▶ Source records
• • • • • • •
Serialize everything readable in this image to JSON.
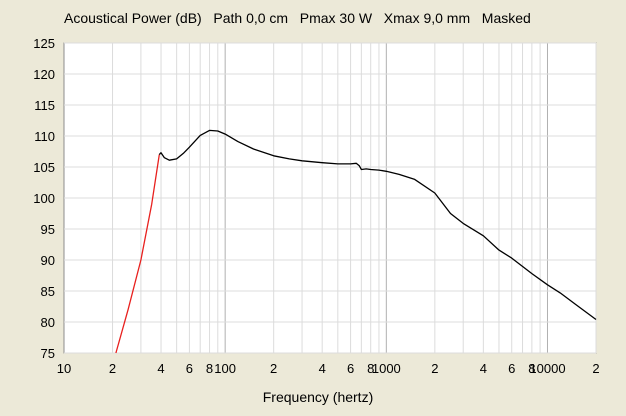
{
  "title": "Acoustical Power (dB)   Path 0,0 cm   Pmax 30 W   Xmax 9,0 mm   Masked",
  "chart_data": {
    "type": "line",
    "title": "Acoustical Power (dB)   Path 0,0 cm   Pmax 30 W   Xmax 9,0 mm   Masked",
    "xlabel": "Frequency (hertz)",
    "ylabel": "",
    "xscale": "log",
    "xlim": [
      10,
      20000
    ],
    "ylim": [
      75,
      125
    ],
    "grid": true,
    "yticks": [
      "75",
      "80",
      "85",
      "90",
      "95",
      "100",
      "105",
      "110",
      "115",
      "120",
      "125"
    ],
    "xticks": [
      {
        "v": 10,
        "label": "10"
      },
      {
        "v": 20,
        "label": "2"
      },
      {
        "v": 40,
        "label": "4"
      },
      {
        "v": 60,
        "label": "6"
      },
      {
        "v": 80,
        "label": "8"
      },
      {
        "v": 100,
        "label": "100"
      },
      {
        "v": 200,
        "label": "2"
      },
      {
        "v": 400,
        "label": "4"
      },
      {
        "v": 600,
        "label": "6"
      },
      {
        "v": 800,
        "label": "8"
      },
      {
        "v": 1000,
        "label": "1000"
      },
      {
        "v": 2000,
        "label": "2"
      },
      {
        "v": 4000,
        "label": "4"
      },
      {
        "v": 6000,
        "label": "6"
      },
      {
        "v": 8000,
        "label": "8"
      },
      {
        "v": 10000,
        "label": "10000"
      },
      {
        "v": 20000,
        "label": "2"
      }
    ],
    "series": [
      {
        "color": "#e8201e",
        "x": [
          21,
          25,
          30,
          35,
          39
        ],
        "y": [
          75,
          82,
          90,
          99,
          107
        ]
      },
      {
        "color": "#000000",
        "x": [
          39,
          40,
          42,
          45,
          50,
          55,
          60,
          70,
          80,
          90,
          100,
          120,
          150,
          200,
          250,
          300,
          400,
          500,
          600,
          650,
          680,
          700,
          750,
          800,
          900,
          1000,
          1200,
          1500,
          2000,
          2500,
          3000,
          4000,
          5000,
          6000,
          8000,
          10000,
          12000,
          15000,
          20000
        ],
        "y": [
          107,
          107.3,
          106.5,
          106.1,
          106.3,
          107.2,
          108.2,
          110.1,
          110.9,
          110.8,
          110.3,
          109.1,
          107.9,
          106.8,
          106.3,
          106.0,
          105.7,
          105.5,
          105.5,
          105.6,
          105.2,
          104.6,
          104.7,
          104.6,
          104.5,
          104.3,
          103.8,
          103.0,
          100.8,
          97.5,
          95.9,
          93.9,
          91.6,
          90.3,
          87.8,
          86.0,
          84.7,
          82.8,
          80.4
        ]
      }
    ]
  }
}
• • • • • • •
▶ Instructions for the task
From the data, list each line in which the string "Path" appears.

▶ The response
  "title": "Acoustical Power (dB)   Path 0,0 cm   Pmax 30 W   Xmax 9,0 mm   Masked",
    "title": "Acoustical Power (dB)   Path 0,0 cm   Pmax 30 W   Xmax 9,0 mm   Masked",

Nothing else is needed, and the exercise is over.